TASK PROMPT — Your answer must be a single number: the count of lines in the records below that include the string "items".

--- MATERIAL TO PROCESS Enclosed Below ---

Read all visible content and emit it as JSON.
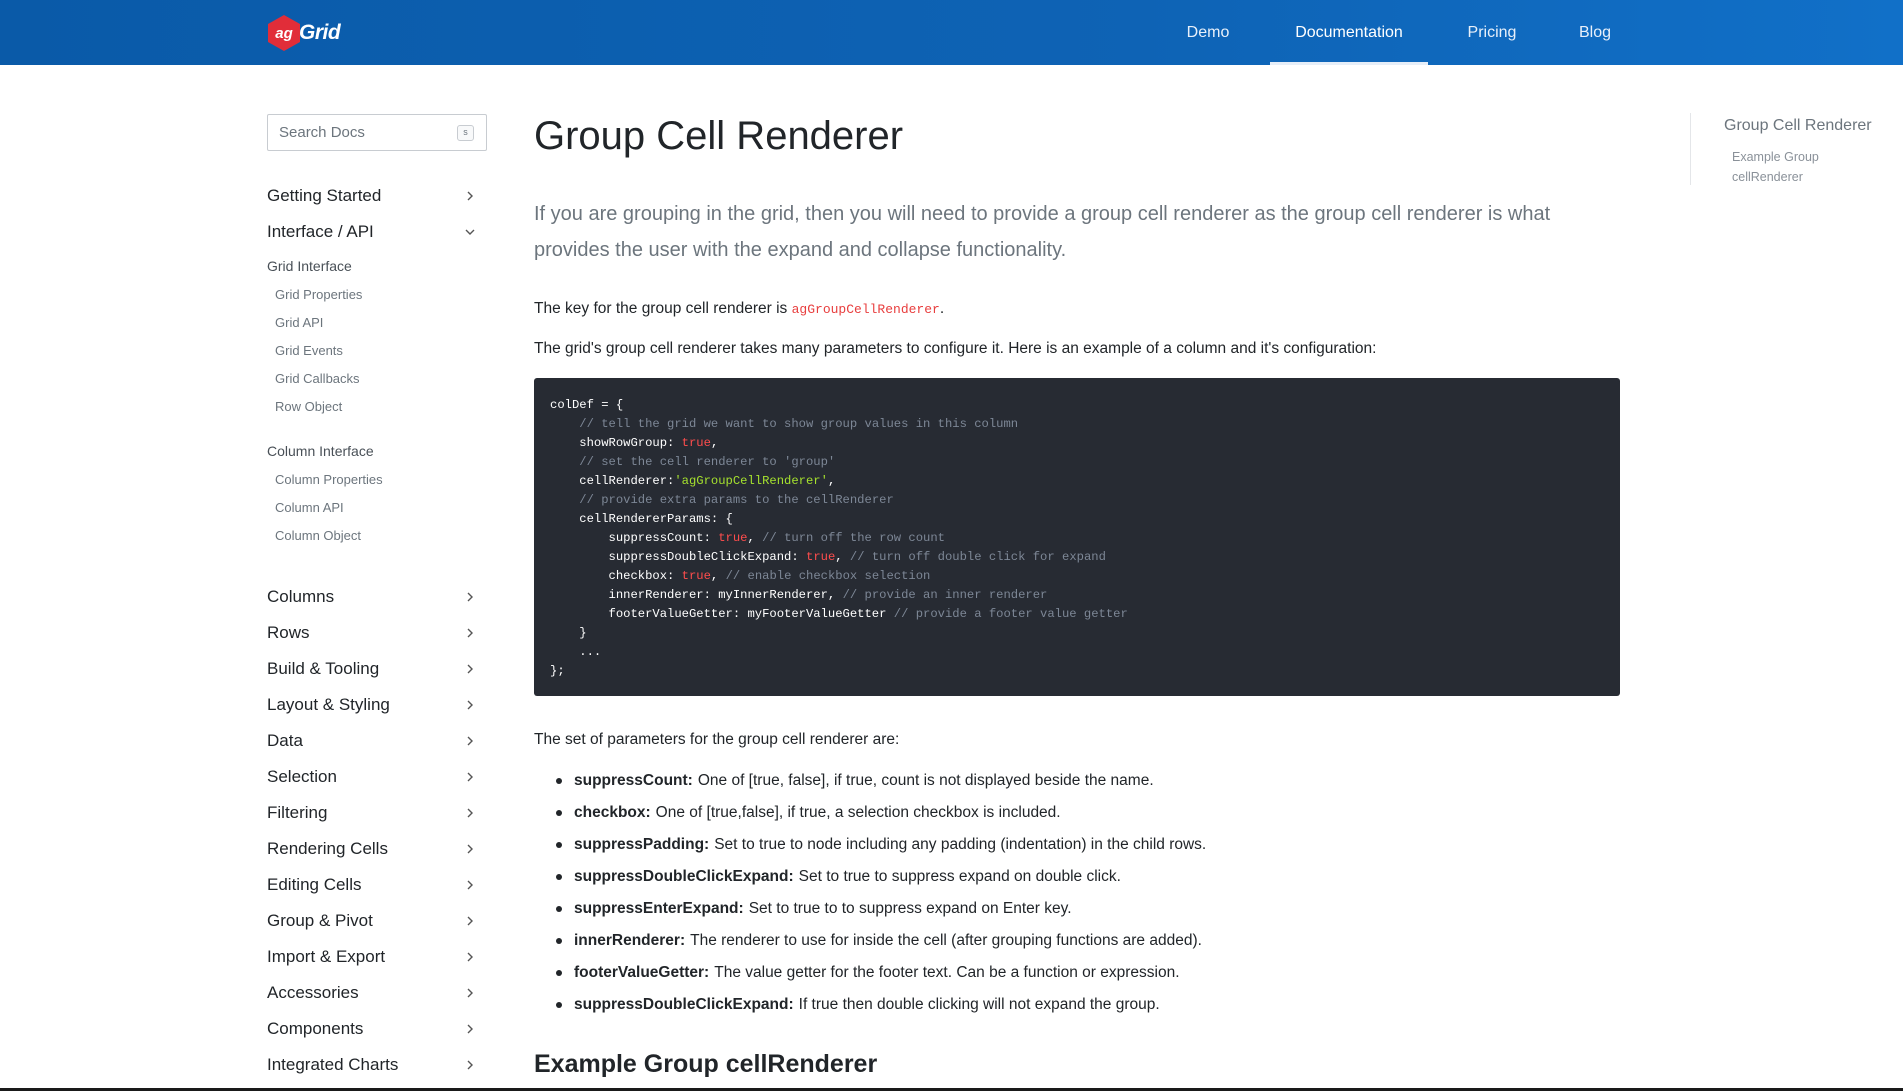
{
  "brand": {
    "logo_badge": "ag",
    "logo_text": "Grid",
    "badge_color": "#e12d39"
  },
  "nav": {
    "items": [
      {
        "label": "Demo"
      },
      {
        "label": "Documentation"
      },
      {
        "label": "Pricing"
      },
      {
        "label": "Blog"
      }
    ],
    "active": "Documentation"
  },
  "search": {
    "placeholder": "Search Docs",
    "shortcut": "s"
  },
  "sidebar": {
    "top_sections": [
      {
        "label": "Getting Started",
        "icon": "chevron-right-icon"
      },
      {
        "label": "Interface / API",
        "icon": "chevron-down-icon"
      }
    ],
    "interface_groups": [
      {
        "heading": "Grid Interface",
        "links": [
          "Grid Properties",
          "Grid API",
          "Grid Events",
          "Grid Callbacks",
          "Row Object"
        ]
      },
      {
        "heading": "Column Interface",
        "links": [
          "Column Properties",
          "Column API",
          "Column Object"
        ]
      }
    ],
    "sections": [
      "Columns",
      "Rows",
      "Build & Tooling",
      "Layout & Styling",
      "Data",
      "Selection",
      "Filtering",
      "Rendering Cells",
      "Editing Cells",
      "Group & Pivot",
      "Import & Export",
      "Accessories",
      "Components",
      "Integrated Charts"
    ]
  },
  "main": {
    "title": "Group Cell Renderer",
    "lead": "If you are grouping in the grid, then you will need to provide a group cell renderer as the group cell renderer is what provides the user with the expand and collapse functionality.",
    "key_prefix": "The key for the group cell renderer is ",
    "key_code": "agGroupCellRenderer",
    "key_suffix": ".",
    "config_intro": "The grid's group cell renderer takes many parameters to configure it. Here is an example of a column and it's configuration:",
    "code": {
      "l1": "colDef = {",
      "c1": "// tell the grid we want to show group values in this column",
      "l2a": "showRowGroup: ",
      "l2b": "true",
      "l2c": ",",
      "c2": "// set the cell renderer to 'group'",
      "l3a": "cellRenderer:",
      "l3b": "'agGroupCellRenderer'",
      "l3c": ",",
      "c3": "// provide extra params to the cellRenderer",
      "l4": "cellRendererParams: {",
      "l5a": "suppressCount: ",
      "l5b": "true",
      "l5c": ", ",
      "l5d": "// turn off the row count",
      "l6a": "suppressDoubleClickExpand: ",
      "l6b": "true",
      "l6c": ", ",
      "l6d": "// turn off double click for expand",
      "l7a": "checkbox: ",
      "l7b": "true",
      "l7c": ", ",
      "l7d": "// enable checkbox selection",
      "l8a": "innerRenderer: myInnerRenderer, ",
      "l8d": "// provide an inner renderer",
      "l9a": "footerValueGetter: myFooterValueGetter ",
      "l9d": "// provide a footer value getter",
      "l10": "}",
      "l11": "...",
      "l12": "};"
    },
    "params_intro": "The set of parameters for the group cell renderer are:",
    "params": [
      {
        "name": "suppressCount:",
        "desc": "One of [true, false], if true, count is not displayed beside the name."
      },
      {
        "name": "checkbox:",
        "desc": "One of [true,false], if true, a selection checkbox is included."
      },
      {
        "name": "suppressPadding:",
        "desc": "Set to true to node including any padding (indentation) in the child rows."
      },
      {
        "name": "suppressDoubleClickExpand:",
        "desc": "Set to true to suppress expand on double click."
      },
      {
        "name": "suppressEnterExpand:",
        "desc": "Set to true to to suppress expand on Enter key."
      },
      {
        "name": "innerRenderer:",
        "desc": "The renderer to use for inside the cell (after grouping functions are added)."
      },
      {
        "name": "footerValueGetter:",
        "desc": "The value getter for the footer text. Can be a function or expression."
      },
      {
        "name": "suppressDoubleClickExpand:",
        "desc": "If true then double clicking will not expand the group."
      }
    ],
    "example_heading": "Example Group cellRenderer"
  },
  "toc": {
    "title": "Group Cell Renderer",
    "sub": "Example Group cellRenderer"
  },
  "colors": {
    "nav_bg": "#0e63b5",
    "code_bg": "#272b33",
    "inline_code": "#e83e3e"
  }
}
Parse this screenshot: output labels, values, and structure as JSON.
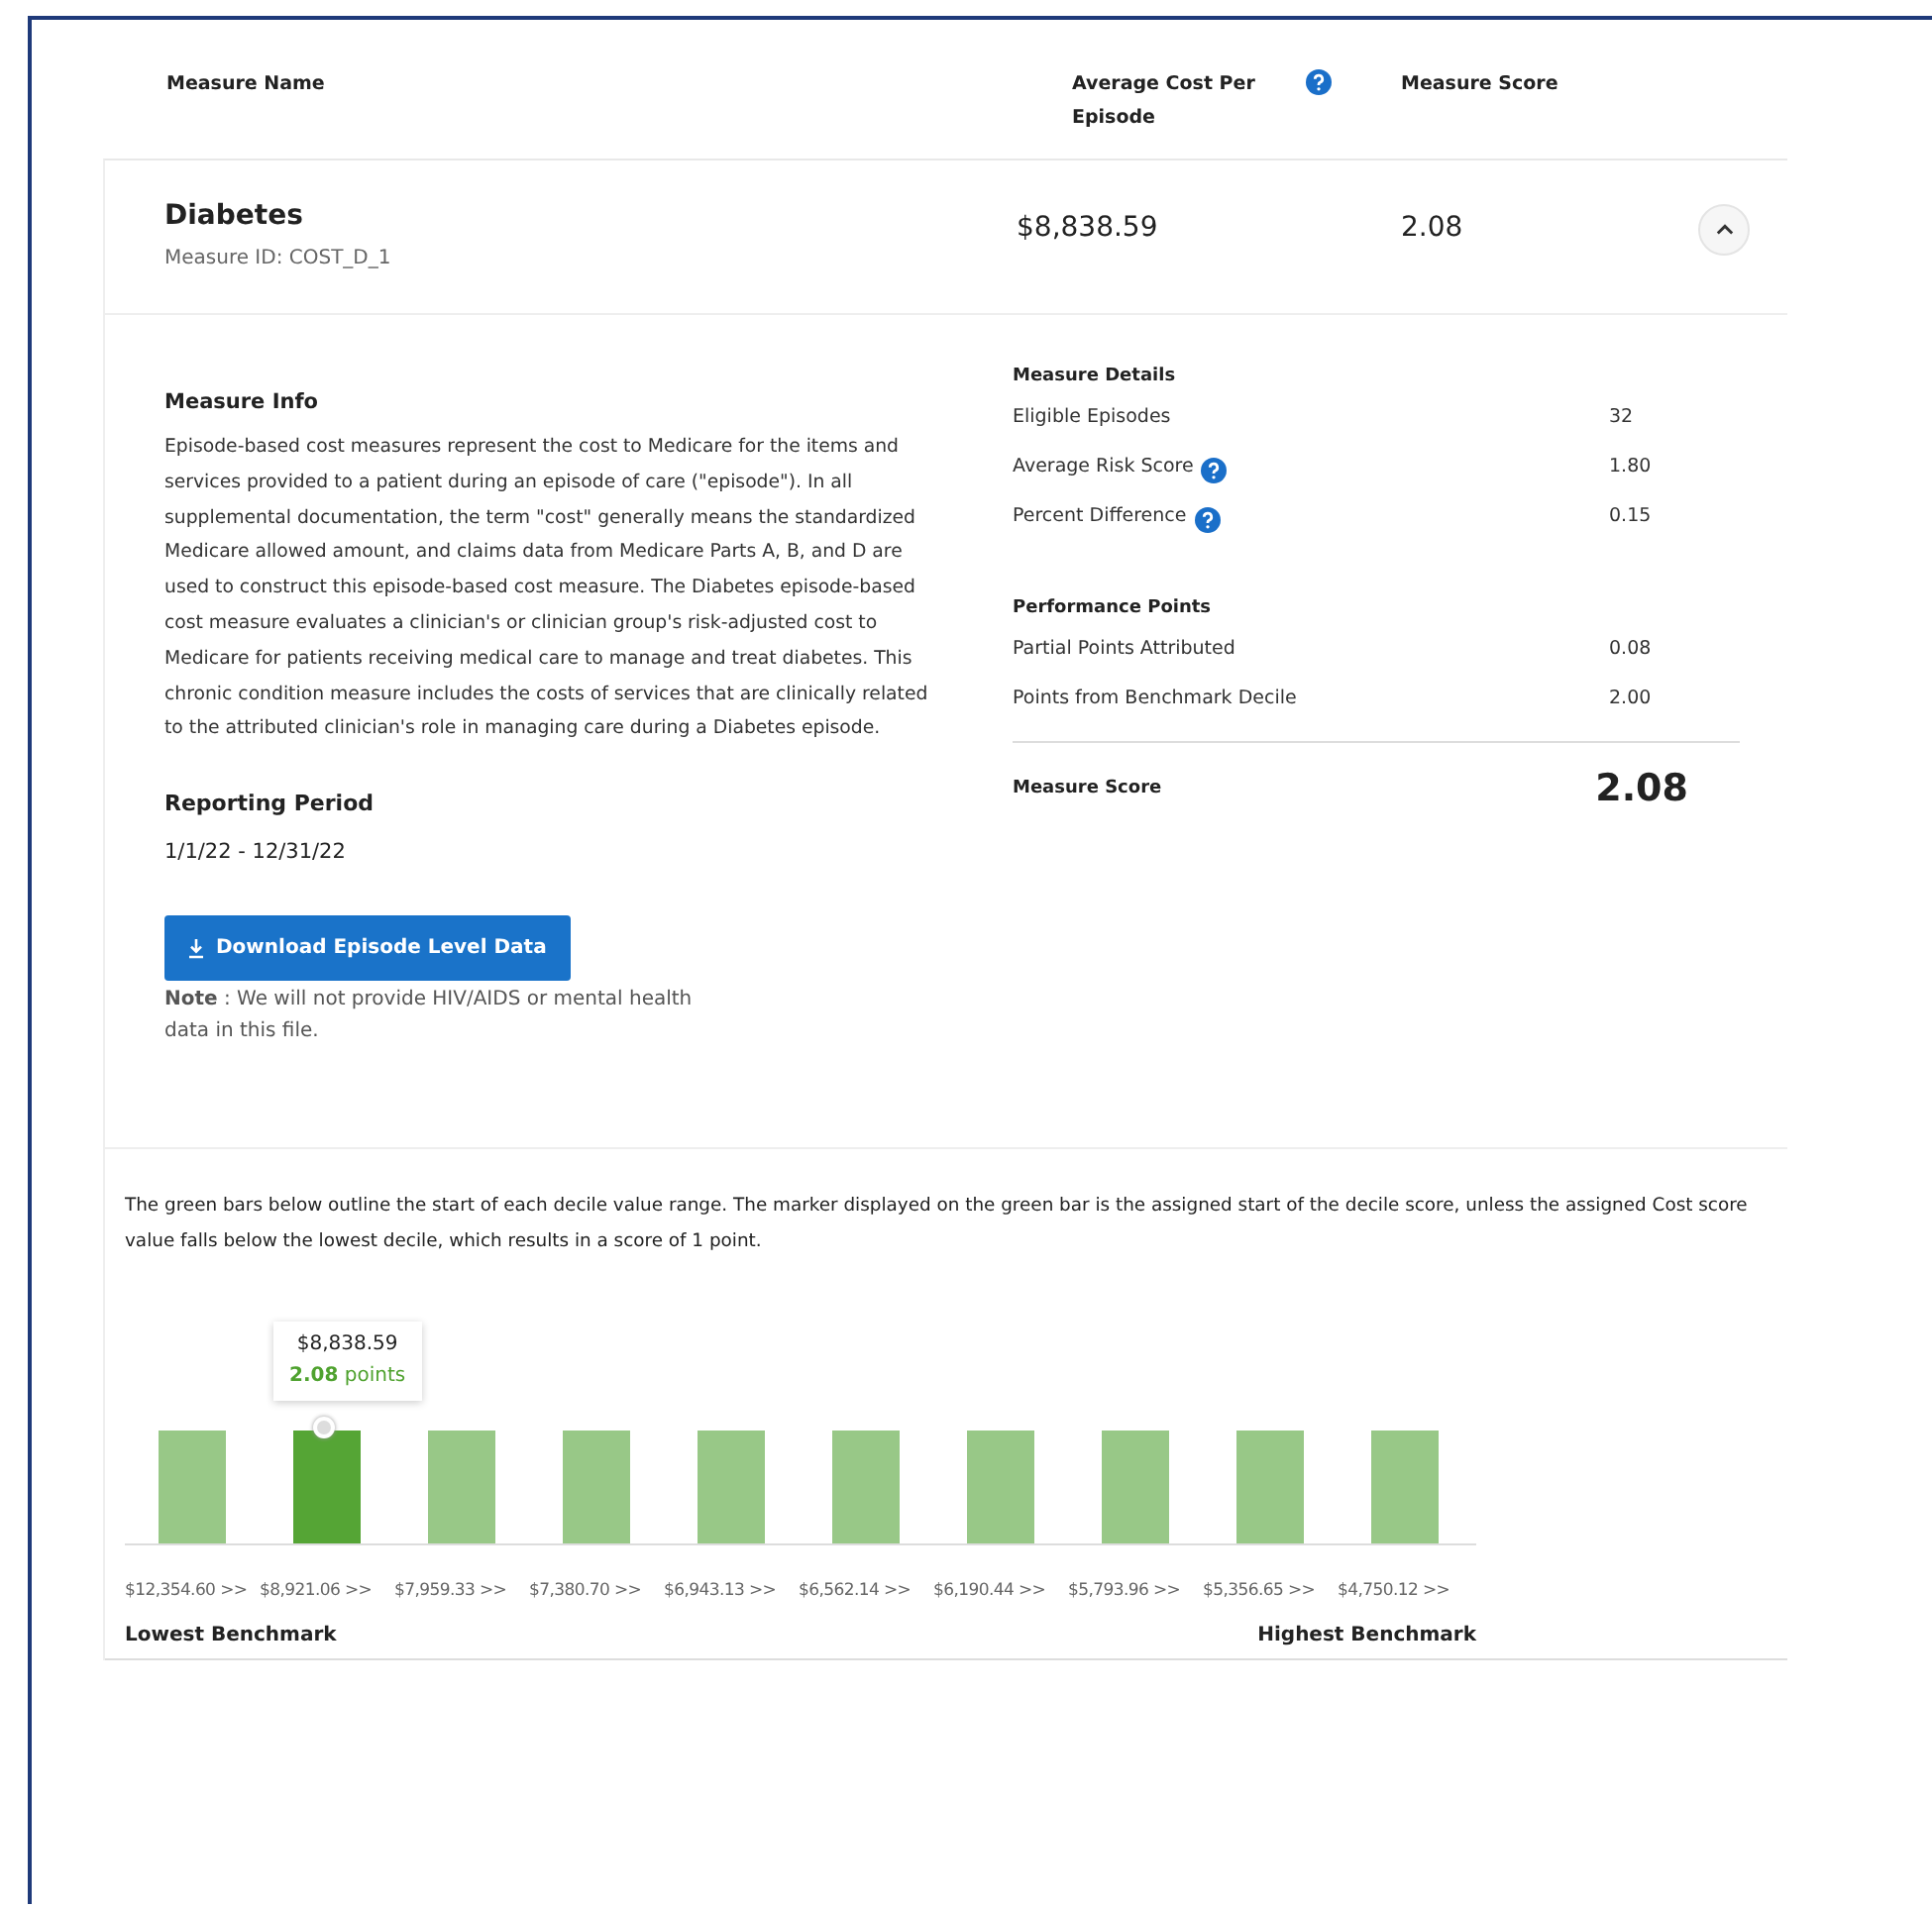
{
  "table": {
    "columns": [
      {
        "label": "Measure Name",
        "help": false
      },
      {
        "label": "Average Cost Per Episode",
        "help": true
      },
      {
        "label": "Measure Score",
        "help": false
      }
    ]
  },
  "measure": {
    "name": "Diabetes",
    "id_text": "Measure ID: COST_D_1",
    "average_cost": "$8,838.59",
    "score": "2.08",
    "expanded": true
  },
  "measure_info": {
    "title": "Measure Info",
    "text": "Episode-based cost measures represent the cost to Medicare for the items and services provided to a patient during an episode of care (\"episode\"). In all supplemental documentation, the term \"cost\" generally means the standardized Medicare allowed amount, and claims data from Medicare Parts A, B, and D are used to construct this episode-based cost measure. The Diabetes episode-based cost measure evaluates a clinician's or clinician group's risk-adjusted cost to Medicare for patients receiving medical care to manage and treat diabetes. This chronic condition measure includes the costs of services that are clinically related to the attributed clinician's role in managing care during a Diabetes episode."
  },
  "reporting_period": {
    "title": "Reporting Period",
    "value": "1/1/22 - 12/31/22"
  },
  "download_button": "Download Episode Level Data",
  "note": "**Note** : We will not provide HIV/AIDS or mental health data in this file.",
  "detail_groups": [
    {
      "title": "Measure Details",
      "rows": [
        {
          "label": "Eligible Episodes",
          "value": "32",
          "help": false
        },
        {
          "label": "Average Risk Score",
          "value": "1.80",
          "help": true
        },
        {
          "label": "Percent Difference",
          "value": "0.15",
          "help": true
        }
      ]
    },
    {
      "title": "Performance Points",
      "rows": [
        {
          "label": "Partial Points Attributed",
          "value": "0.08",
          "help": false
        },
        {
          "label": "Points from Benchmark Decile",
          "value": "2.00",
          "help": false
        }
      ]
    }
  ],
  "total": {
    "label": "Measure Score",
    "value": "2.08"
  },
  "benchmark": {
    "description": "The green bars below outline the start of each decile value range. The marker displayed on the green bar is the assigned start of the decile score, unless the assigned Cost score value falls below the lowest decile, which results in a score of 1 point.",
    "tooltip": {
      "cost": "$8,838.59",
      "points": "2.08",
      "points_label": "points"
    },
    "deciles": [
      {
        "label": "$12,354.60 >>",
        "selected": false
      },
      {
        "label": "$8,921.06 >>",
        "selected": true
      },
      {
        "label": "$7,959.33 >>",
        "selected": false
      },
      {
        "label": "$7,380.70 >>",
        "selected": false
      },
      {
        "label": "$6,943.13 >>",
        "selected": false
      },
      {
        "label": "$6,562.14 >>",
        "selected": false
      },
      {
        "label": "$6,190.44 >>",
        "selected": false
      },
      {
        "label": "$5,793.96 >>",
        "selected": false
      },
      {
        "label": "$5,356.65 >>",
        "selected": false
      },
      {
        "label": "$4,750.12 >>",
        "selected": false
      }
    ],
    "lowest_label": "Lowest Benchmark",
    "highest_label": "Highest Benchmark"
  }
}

--- End of Enclosed MATERIAL TO PROCESS ---

YOUR RESPONSE — 2